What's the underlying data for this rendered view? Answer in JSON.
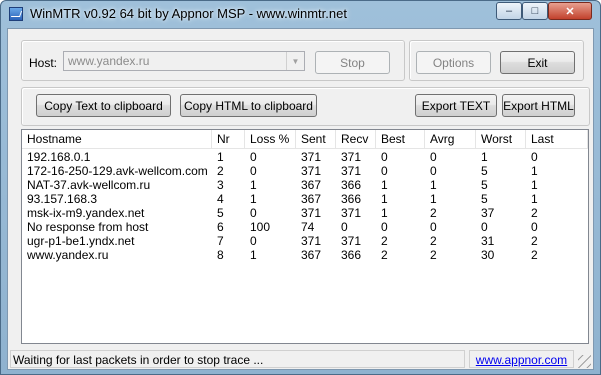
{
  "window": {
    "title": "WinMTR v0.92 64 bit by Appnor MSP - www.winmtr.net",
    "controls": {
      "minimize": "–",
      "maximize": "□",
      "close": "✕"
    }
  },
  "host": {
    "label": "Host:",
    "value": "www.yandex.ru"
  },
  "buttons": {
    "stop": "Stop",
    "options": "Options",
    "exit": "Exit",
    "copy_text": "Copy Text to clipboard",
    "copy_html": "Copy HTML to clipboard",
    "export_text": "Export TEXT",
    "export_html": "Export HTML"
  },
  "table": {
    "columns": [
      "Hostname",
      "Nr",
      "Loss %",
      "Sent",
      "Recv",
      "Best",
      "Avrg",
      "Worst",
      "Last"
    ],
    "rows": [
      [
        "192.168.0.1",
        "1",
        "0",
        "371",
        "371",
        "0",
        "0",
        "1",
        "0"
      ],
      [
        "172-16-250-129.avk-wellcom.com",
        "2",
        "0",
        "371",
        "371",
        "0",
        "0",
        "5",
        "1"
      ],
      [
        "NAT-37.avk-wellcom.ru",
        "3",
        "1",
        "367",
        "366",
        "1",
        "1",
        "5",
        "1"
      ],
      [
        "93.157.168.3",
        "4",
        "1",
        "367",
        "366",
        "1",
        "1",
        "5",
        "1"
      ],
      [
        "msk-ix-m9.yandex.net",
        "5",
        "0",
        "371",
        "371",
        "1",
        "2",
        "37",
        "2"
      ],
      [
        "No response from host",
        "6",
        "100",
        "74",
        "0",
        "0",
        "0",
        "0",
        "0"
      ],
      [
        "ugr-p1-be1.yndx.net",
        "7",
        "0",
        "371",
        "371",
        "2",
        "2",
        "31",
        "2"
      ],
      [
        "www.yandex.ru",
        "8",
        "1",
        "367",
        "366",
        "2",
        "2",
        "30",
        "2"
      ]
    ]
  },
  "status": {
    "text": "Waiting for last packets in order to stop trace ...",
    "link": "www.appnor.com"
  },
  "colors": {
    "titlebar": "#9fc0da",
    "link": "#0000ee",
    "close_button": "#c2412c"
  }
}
######
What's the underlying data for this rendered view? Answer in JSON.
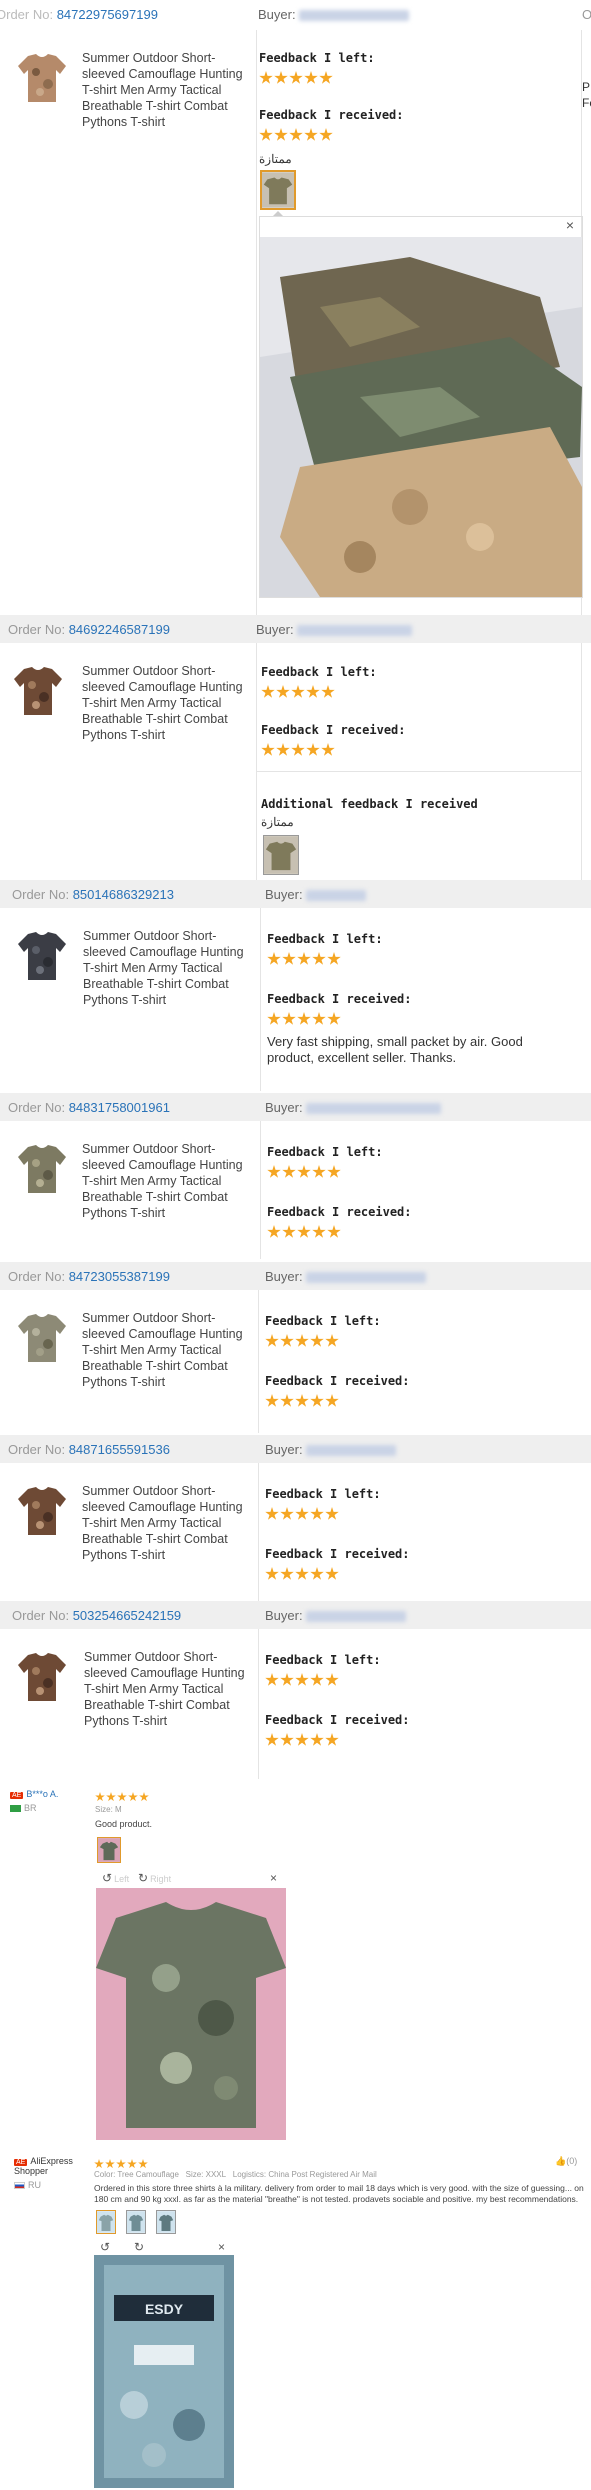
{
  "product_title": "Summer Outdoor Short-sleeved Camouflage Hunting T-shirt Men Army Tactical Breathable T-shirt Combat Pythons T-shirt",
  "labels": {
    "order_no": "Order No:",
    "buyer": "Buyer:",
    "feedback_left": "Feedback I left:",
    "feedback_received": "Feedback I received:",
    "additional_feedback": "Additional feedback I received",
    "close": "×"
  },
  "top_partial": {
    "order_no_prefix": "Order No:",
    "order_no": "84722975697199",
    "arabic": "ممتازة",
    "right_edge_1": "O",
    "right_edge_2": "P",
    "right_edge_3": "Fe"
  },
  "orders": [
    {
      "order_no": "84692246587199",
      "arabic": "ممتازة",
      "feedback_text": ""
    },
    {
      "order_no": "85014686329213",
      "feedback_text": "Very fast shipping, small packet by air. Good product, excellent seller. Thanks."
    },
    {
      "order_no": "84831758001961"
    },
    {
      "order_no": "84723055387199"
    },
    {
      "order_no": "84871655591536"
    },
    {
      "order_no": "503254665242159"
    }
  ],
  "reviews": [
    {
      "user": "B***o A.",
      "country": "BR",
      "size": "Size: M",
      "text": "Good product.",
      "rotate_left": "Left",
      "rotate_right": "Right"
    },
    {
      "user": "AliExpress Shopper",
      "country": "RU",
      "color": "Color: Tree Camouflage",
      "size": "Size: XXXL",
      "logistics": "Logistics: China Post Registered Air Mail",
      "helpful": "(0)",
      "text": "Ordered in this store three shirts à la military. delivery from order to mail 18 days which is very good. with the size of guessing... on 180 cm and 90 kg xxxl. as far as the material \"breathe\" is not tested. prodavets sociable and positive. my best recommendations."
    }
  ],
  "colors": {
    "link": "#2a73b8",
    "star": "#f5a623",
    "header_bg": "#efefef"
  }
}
######
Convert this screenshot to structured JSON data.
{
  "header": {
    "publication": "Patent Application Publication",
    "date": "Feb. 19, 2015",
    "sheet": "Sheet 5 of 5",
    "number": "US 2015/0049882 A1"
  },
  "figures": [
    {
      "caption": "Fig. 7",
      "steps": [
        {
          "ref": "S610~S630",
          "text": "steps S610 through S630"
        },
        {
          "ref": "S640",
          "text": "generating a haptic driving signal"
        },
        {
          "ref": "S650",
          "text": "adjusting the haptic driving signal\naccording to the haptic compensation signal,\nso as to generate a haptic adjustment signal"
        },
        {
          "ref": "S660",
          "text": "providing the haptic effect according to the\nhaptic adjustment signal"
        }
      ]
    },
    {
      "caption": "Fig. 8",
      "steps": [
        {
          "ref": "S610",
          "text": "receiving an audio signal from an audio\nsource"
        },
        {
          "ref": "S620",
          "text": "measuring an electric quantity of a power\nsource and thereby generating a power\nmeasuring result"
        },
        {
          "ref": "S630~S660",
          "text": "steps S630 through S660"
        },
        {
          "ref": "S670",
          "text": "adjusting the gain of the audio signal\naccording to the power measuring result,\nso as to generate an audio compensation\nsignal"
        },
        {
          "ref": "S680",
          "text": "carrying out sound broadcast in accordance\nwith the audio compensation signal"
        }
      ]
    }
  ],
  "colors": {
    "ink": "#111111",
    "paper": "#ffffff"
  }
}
######
Return each line with "generating".

Task solution
          "text": "generating a haptic driving signal"
          "text": "measuring an electric quantity of a power\nsource and thereby generating a power\nmeasuring result"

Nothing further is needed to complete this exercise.